*SOURCE EXTRACT*.

** START **

We often hear schools’ complaints about the lack of this or that resource. I always assumed that was because of lacking something more fundamental: money.

I found out yesterday how wrong that simplistic thinking could be.

My wife brought me a computer from her office some time ago. “It doesn’t have any memory,” she said, “And there’s no operating system installed, but maybe you can use it.”

Can I use it? Of course I can use it. No teacher complains about having too many computers for his students.

The plan was simple: at the beginning of the year, I would take some of the funding I get from the state for supplies, buy a half-gig of memory, load some form of Linux on it, and I’d have a new computer for my room.

In talking to a fellow teacher, though, I learned that it might not be so simple. I went to our school’s IT guy for clarification.

Short answer: sure, I can use it, but no student can touch it.

It seems we have a contract with a particular computer manufacturer that stipulates two things:

  1. Each computer for student use must be purchased through through Distributor X. That rules out using my computer.
  2. Each computer for student use must be running Windows XP. That rules out the closet full of laptops I discovered we have, sitting unused because they have Windows 2000 on them.

** END **

Some records
** START **

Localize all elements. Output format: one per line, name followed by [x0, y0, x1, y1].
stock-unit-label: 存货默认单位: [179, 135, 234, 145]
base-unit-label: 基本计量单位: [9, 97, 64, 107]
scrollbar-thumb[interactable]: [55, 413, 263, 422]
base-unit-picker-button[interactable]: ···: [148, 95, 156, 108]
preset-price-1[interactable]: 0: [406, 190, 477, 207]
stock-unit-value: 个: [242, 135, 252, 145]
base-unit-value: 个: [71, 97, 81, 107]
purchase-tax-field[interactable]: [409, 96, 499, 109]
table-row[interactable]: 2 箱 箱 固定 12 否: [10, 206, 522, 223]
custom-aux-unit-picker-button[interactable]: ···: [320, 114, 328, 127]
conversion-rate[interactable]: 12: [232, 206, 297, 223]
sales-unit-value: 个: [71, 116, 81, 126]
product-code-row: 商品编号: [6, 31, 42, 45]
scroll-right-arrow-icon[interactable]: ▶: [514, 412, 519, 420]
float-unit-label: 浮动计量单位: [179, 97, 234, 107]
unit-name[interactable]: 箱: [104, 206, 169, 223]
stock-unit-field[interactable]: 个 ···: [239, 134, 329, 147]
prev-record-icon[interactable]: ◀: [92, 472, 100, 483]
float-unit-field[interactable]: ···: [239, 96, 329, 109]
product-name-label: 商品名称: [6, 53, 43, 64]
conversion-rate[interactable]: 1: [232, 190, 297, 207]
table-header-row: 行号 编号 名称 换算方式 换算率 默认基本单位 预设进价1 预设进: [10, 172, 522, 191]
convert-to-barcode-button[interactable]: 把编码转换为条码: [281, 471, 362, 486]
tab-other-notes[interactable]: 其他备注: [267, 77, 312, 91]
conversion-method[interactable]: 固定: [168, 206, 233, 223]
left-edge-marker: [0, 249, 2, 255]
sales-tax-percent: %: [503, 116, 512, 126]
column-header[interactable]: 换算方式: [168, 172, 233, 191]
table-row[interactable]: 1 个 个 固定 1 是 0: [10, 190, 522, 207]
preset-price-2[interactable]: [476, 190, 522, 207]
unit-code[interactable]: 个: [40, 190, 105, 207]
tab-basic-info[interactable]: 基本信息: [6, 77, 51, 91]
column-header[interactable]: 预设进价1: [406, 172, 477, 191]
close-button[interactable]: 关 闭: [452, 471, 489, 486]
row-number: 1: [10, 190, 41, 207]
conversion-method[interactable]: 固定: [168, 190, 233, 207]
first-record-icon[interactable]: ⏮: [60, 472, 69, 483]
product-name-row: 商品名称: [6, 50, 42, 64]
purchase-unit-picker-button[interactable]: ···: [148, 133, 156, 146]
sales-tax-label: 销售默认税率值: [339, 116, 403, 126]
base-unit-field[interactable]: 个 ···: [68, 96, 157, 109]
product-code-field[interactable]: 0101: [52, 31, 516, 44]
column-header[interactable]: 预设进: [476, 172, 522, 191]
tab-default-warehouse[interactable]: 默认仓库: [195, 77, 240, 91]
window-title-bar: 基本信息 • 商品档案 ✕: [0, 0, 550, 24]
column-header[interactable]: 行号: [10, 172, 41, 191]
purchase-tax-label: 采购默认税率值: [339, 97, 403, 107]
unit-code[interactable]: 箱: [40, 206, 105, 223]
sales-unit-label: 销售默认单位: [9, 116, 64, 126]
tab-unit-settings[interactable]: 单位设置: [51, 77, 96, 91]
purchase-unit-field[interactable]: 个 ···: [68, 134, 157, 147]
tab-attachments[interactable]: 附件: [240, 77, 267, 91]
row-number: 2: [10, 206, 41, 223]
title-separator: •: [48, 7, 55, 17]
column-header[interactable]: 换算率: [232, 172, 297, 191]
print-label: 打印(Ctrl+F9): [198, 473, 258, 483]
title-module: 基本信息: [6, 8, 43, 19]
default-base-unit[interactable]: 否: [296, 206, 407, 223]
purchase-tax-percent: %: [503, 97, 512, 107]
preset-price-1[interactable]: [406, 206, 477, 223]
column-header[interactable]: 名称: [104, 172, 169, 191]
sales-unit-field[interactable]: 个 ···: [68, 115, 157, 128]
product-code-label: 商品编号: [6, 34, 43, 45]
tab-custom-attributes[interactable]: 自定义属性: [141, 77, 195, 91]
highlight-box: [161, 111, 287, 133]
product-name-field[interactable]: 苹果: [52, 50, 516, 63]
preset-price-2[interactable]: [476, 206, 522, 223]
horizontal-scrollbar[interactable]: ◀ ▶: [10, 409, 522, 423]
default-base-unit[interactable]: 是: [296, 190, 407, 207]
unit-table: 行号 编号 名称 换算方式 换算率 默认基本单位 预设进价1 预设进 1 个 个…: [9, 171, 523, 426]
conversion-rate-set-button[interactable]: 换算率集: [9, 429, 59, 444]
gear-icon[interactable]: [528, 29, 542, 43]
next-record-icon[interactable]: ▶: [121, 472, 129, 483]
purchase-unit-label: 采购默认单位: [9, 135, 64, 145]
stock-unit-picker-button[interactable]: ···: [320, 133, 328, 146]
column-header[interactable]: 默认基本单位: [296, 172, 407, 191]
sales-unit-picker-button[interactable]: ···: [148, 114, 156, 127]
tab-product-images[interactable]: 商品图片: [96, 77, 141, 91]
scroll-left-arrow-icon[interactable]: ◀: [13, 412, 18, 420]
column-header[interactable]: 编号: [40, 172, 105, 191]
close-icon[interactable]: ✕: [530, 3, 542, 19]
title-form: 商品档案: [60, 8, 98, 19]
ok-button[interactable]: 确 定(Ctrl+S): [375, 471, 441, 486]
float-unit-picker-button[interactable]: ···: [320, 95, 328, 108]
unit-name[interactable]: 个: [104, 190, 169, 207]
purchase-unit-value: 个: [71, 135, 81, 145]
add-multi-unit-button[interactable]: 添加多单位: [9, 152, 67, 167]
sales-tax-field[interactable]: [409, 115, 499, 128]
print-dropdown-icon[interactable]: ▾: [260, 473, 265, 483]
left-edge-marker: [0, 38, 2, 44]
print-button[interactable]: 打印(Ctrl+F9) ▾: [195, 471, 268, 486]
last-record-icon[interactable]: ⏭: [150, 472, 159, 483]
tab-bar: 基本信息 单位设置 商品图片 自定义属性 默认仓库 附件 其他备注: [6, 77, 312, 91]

** END **

*EXERCISE INSTRUCTIONS*.
[a] Summarize the post about the school computer in two sentences.
[b] List each step of the writer's plan for the computer as the post about the school computer describes it.
The data above is separate material from the text.

*PER-TASK OUTPUTS*.
[a] The writer had assumed that schools lacked resources mainly for lack of money, then planned to equip a classroom with a computer from the office of the writer's wife by adding memory and installing Linux. The school's IT guy explained that a contract with a computer manufacturer requires every student computer to be bought through Distributor X and to run Windows XP, which rules out that computer and a closet full of unused laptops that have Windows 2000.

[b]
- Take some of the state funding for supplies at the beginning of the year
- Buy a half-gig of memory
- Load some form of Linux on the computer